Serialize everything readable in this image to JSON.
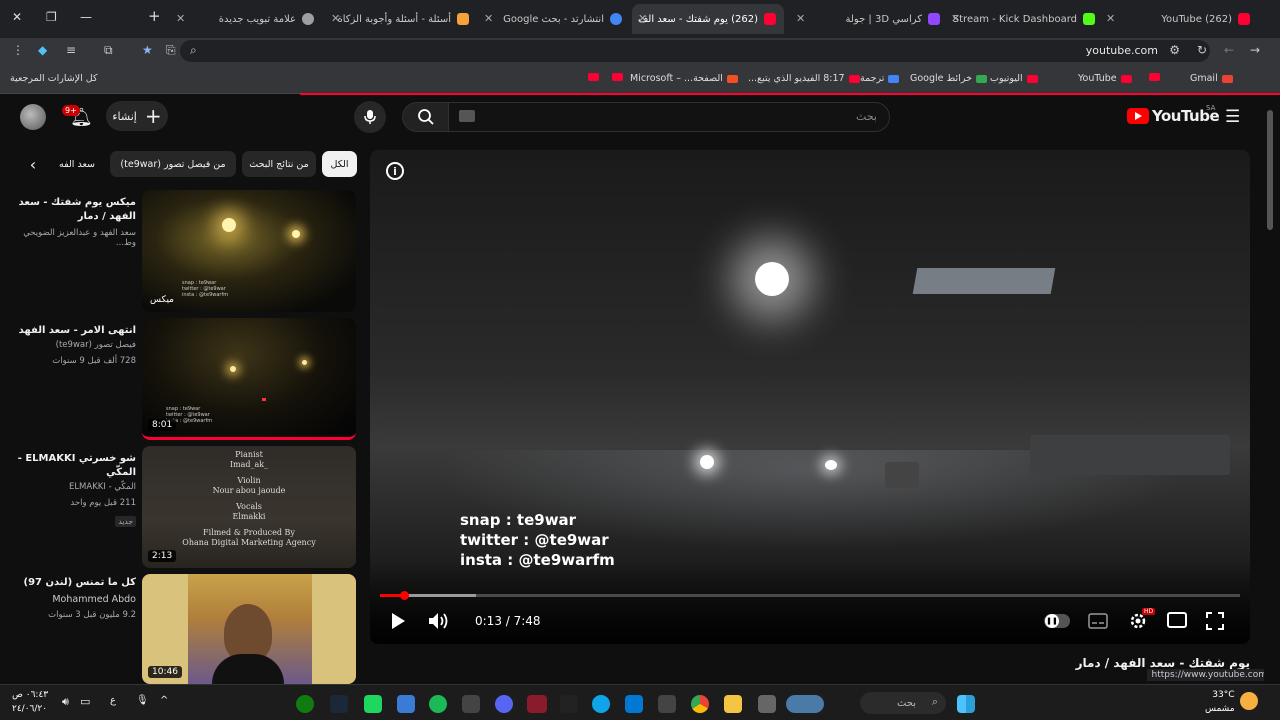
{
  "browser": {
    "tabs": [
      {
        "label": "(262) YouTube",
        "color": "#ff0033"
      },
      {
        "label": "Stream - Kick Dashboard",
        "color": "#53fc18"
      },
      {
        "label": "كراسي 3D | جولة",
        "color": "#9146ff"
      },
      {
        "label": "(262) يوم شفتك - سعد الف",
        "color": "#ff0033",
        "active": true
      },
      {
        "label": "انتشارتد - بحث Google",
        "color": "#4285f4"
      },
      {
        "label": "أسئلة - أسئلة وأجوبة الزكاة",
        "color": "#f4a23a"
      },
      {
        "label": "علامة تبويب جديدة",
        "color": "#9aa0a6"
      }
    ],
    "url": "youtube.com",
    "bookmarks": [
      {
        "label": "Gmail",
        "color": "#ea4335"
      },
      {
        "label": "",
        "color": "#ff0033"
      },
      {
        "label": "YouTube",
        "color": "#ff0033"
      },
      {
        "label": "اليوتيوب",
        "color": "#ff0033"
      },
      {
        "label": "خرائط Google",
        "color": "#34a853"
      },
      {
        "label": "ترجمة",
        "color": "#4285f4"
      },
      {
        "label": "8:17 الفيديو الذي يتبع...",
        "color": "#ff0033"
      },
      {
        "label": "الصفحة... – Microsoft",
        "color": "#f25022"
      },
      {
        "label": "",
        "color": "#ff0033"
      },
      {
        "label": "",
        "color": "#ff0033"
      }
    ],
    "bookmarks_all": "كل الإشارات المرجعية"
  },
  "header": {
    "search_placeholder": "بحث",
    "create_label": "إنشاء",
    "notif_count": "9+",
    "logo_word": "YouTube",
    "country": "SA"
  },
  "chips": [
    "الكل",
    "من نتائج البحث",
    "من فيصل تصور (te9war)",
    "سعد الفه"
  ],
  "related": [
    {
      "title": "ميكس يوم شفتك - سعد الفهد / دمار",
      "channel": "سعد الفهد و عبدالعزيز الضويحي وط...",
      "meta": "",
      "duration": "ميكس",
      "badge": ""
    },
    {
      "title": "انتهى الامر - سعد الفهد",
      "channel": "فيصل تصور (te9war)",
      "meta": "728 ألف  قبل 9 سنوات",
      "duration": "8:01",
      "badge": ""
    },
    {
      "title": "شو خسرتي ELMAKKI - المكّي",
      "channel": "المكّي - ELMAKKI",
      "meta": "211  قبل يوم واحد",
      "duration": "2:13",
      "badge": "جديد"
    },
    {
      "title": "كل ما تمنس (لندن 97)",
      "channel": "Mohammed Abdo",
      "meta": "9.2 مليون  قبل 3 سنوات",
      "duration": "10:46",
      "badge": ""
    }
  ],
  "thumb3_text": [
    "Pianist",
    "Imad_ak_",
    "Violin",
    "Nour abou jaoude",
    "Vocals",
    "Elmakki",
    "Filmed & Produced By",
    "Ohana Digital Marketing Agency"
  ],
  "thumb_small_text": [
    "snap : te9war",
    "twitter : @te9war",
    "insta : @te9warfm"
  ],
  "player": {
    "overlay": [
      "snap : te9war",
      "twitter : @te9war",
      "insta : @te9warfm"
    ],
    "time": "0:13 / 7:48",
    "progress": 0.028,
    "buffered": 0.112
  },
  "video_title": "يوم شفتك - سعد الفهد / دمار",
  "url_preview": "https://www.youtube.com",
  "taskbar": {
    "search": "بحث",
    "clock_time": "٠٦:٤٣ ص",
    "clock_date": "٢٤/٠٦/٢٠",
    "temp": "33°C",
    "weather": "مشمس"
  }
}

• _What the task requires_: Write out each entry exactly as given, omitting any picture.

• _Reply to the exercise_:
Serialize everything readable in this image to JSON.
{
  "browser": {
    "tabs": [
      {
        "label": "(262) YouTube",
        "color": "#ff0033"
      },
      {
        "label": "Stream - Kick Dashboard",
        "color": "#53fc18"
      },
      {
        "label": "كراسي 3D | جولة",
        "color": "#9146ff"
      },
      {
        "label": "(262) يوم شفتك - سعد الف",
        "color": "#ff0033",
        "active": true
      },
      {
        "label": "انتشارتد - بحث Google",
        "color": "#4285f4"
      },
      {
        "label": "أسئلة - أسئلة وأجوبة الزكاة",
        "color": "#f4a23a"
      },
      {
        "label": "علامة تبويب جديدة",
        "color": "#9aa0a6"
      }
    ],
    "url": "youtube.com",
    "bookmarks": [
      {
        "label": "Gmail",
        "color": "#ea4335"
      },
      {
        "label": "",
        "color": "#ff0033"
      },
      {
        "label": "YouTube",
        "color": "#ff0033"
      },
      {
        "label": "اليوتيوب",
        "color": "#ff0033"
      },
      {
        "label": "خرائط Google",
        "color": "#34a853"
      },
      {
        "label": "ترجمة",
        "color": "#4285f4"
      },
      {
        "label": "8:17 الفيديو الذي يتبع...",
        "color": "#ff0033"
      },
      {
        "label": "الصفحة... – Microsoft",
        "color": "#f25022"
      },
      {
        "label": "",
        "color": "#ff0033"
      },
      {
        "label": "",
        "color": "#ff0033"
      }
    ],
    "bookmarks_all": "كل الإشارات المرجعية"
  },
  "header": {
    "search_placeholder": "بحث",
    "create_label": "إنشاء",
    "notif_count": "9+",
    "logo_word": "YouTube",
    "country": "SA"
  },
  "chips": [
    "الكل",
    "من نتائج البحث",
    "من فيصل تصور (te9war)",
    "سعد الفه"
  ],
  "related": [
    {
      "title": "ميكس يوم شفتك - سعد الفهد / دمار",
      "channel": "سعد الفهد و عبدالعزيز الضويحي وط...",
      "meta": "",
      "duration": "ميكس",
      "badge": ""
    },
    {
      "title": "انتهى الامر - سعد الفهد",
      "channel": "فيصل تصور (te9war)",
      "meta": "728 ألف  قبل 9 سنوات",
      "duration": "8:01",
      "badge": ""
    },
    {
      "title": "شو خسرتي ELMAKKI - المكّي",
      "channel": "المكّي - ELMAKKI",
      "meta": "211  قبل يوم واحد",
      "duration": "2:13",
      "badge": "جديد"
    },
    {
      "title": "كل ما تمنس (لندن 97)",
      "channel": "Mohammed Abdo",
      "meta": "9.2 مليون  قبل 3 سنوات",
      "duration": "10:46",
      "badge": ""
    }
  ],
  "thumb3_text": [
    "Pianist",
    "Imad_ak_",
    "Violin",
    "Nour abou jaoude",
    "Vocals",
    "Elmakki",
    "Filmed & Produced By",
    "Ohana Digital Marketing Agency"
  ],
  "thumb_small_text": [
    "snap : te9war",
    "twitter : @te9war",
    "insta : @te9warfm"
  ],
  "player": {
    "overlay": [
      "snap : te9war",
      "twitter : @te9war",
      "insta : @te9warfm"
    ],
    "time": "0:13 / 7:48",
    "progress": 0.028,
    "buffered": 0.112
  },
  "video_title": "يوم شفتك - سعد الفهد / دمار",
  "url_preview": "https://www.youtube.com",
  "taskbar": {
    "search": "بحث",
    "clock_time": "٠٦:٤٣ ص",
    "clock_date": "٢٤/٠٦/٢٠",
    "temp": "33°C",
    "weather": "مشمس"
  }
}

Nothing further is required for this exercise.